▶ [Exercise]
Look through the records below and give the number of lines holding the string "Centraal", nothing more.

-------- Given entries --------

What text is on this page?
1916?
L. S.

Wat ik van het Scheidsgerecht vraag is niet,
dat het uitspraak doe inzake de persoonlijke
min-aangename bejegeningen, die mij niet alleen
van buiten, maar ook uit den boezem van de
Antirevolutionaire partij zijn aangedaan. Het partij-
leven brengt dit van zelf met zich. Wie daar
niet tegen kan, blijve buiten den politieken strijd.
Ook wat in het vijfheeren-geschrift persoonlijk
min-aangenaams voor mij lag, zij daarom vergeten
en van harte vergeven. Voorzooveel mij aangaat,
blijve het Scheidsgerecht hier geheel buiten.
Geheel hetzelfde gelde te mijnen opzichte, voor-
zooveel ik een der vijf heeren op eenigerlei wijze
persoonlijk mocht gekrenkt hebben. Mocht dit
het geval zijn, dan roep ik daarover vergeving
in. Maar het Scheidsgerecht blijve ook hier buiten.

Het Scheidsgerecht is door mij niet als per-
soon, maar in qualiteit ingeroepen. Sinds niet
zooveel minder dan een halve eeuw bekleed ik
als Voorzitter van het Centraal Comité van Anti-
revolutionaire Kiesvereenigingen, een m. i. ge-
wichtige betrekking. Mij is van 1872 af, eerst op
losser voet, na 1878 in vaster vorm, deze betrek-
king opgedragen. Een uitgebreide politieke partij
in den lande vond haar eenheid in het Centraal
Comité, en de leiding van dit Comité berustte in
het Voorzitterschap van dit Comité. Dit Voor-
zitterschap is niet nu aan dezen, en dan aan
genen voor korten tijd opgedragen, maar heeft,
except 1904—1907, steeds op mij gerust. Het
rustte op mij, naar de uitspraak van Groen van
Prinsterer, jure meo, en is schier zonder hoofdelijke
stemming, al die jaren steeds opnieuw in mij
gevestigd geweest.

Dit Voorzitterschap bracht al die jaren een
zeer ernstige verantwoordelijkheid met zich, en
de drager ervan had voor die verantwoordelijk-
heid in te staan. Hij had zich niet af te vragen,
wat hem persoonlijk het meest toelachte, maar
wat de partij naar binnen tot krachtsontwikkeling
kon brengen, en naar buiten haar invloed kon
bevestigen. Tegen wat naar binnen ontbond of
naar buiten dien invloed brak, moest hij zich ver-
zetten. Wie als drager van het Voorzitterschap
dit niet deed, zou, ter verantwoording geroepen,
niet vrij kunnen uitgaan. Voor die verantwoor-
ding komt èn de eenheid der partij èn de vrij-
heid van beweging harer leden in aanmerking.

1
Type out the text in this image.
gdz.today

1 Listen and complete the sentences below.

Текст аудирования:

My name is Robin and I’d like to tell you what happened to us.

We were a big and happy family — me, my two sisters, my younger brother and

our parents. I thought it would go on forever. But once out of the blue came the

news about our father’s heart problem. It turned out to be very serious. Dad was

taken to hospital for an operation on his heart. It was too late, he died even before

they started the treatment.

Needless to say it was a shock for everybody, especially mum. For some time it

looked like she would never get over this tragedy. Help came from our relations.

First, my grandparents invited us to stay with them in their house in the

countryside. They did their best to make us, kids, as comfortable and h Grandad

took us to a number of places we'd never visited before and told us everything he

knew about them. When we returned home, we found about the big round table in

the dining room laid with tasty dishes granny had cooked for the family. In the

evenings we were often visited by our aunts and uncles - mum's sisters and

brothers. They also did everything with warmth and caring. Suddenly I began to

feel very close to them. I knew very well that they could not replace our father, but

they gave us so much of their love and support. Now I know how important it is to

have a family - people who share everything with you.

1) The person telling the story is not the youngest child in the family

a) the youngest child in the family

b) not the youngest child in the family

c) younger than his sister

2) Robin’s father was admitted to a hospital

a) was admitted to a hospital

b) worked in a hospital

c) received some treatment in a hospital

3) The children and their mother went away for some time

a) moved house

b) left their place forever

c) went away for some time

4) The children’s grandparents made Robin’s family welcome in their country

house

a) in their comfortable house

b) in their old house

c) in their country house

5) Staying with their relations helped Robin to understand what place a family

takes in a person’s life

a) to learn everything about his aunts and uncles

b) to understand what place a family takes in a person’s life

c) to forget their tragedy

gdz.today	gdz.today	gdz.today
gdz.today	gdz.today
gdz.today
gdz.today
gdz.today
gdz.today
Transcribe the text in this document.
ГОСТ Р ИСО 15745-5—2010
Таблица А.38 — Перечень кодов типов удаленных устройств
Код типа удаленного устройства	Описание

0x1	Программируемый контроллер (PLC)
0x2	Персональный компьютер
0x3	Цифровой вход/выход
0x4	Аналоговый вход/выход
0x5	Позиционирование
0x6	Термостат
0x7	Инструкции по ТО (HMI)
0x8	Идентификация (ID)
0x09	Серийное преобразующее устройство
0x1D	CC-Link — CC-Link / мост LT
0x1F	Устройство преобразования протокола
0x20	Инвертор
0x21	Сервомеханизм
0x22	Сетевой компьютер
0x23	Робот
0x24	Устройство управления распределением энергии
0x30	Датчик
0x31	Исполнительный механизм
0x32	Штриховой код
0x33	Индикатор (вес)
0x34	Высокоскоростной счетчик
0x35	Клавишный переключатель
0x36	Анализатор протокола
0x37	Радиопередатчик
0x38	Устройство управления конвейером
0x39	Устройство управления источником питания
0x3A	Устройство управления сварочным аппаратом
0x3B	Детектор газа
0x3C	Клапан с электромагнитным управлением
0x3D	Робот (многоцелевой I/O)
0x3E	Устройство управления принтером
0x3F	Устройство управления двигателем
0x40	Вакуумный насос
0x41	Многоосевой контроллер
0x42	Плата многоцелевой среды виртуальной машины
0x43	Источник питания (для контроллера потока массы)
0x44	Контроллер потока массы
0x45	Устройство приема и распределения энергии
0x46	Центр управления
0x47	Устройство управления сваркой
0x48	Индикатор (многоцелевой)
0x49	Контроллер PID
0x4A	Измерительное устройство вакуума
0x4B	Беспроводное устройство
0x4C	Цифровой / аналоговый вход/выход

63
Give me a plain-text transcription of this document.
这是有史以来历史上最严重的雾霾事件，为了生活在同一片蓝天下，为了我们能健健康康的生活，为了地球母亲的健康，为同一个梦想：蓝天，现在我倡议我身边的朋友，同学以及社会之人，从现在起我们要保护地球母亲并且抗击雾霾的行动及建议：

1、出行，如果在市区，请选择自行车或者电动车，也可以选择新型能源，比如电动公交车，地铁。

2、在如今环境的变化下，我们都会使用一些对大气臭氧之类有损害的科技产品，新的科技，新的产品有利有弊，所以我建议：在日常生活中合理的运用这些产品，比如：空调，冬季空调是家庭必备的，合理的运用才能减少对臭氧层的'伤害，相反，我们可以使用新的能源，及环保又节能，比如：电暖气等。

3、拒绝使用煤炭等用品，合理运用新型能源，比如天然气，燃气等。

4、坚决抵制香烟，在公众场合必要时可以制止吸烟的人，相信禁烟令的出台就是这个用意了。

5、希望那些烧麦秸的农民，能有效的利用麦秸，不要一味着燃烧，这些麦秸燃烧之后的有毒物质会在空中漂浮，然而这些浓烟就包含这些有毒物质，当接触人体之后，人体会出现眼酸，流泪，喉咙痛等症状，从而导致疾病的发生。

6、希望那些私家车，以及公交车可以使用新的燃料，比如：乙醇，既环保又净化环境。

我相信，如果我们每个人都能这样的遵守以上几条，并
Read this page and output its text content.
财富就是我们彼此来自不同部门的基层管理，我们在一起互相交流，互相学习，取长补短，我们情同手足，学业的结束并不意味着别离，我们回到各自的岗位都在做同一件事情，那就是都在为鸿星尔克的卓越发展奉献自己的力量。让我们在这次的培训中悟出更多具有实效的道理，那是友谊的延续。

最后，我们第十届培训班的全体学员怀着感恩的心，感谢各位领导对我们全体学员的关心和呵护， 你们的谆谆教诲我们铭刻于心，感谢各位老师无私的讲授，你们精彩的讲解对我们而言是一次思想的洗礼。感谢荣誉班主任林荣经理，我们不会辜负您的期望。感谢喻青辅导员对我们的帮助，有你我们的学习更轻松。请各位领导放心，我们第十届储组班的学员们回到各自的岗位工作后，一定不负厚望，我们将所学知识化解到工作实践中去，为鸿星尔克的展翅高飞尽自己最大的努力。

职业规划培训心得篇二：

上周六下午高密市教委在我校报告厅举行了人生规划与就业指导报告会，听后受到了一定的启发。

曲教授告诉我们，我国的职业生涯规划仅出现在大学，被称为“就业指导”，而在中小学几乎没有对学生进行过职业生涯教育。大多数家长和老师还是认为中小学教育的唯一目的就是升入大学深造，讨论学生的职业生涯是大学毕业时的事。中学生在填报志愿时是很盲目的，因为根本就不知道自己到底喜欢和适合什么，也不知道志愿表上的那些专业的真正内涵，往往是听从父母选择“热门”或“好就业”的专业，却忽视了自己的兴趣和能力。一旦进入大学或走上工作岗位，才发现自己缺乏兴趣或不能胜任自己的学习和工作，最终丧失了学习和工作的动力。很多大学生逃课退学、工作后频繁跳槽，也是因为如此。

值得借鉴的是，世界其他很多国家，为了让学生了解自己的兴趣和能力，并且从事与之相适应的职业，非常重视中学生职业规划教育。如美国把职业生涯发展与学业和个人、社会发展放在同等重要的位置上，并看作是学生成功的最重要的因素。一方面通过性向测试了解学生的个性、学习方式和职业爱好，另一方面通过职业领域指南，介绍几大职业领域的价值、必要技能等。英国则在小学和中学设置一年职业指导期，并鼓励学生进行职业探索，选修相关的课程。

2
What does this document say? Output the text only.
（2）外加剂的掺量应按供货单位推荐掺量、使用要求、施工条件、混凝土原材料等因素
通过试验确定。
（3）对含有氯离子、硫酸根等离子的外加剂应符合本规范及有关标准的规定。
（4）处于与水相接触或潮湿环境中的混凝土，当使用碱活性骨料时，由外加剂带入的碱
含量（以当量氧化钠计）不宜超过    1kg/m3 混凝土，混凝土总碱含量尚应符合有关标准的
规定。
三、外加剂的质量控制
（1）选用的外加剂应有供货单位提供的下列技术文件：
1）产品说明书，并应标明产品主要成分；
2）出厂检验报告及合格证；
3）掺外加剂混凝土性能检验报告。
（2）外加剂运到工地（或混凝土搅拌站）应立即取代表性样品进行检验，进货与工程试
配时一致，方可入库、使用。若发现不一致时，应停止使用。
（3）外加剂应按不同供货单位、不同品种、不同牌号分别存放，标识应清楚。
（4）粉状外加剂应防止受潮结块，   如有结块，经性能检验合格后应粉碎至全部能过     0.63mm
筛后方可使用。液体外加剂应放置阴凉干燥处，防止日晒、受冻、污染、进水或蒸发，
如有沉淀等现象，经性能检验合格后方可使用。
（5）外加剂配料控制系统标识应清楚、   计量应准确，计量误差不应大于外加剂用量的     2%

--------

▶ [Task solution]
2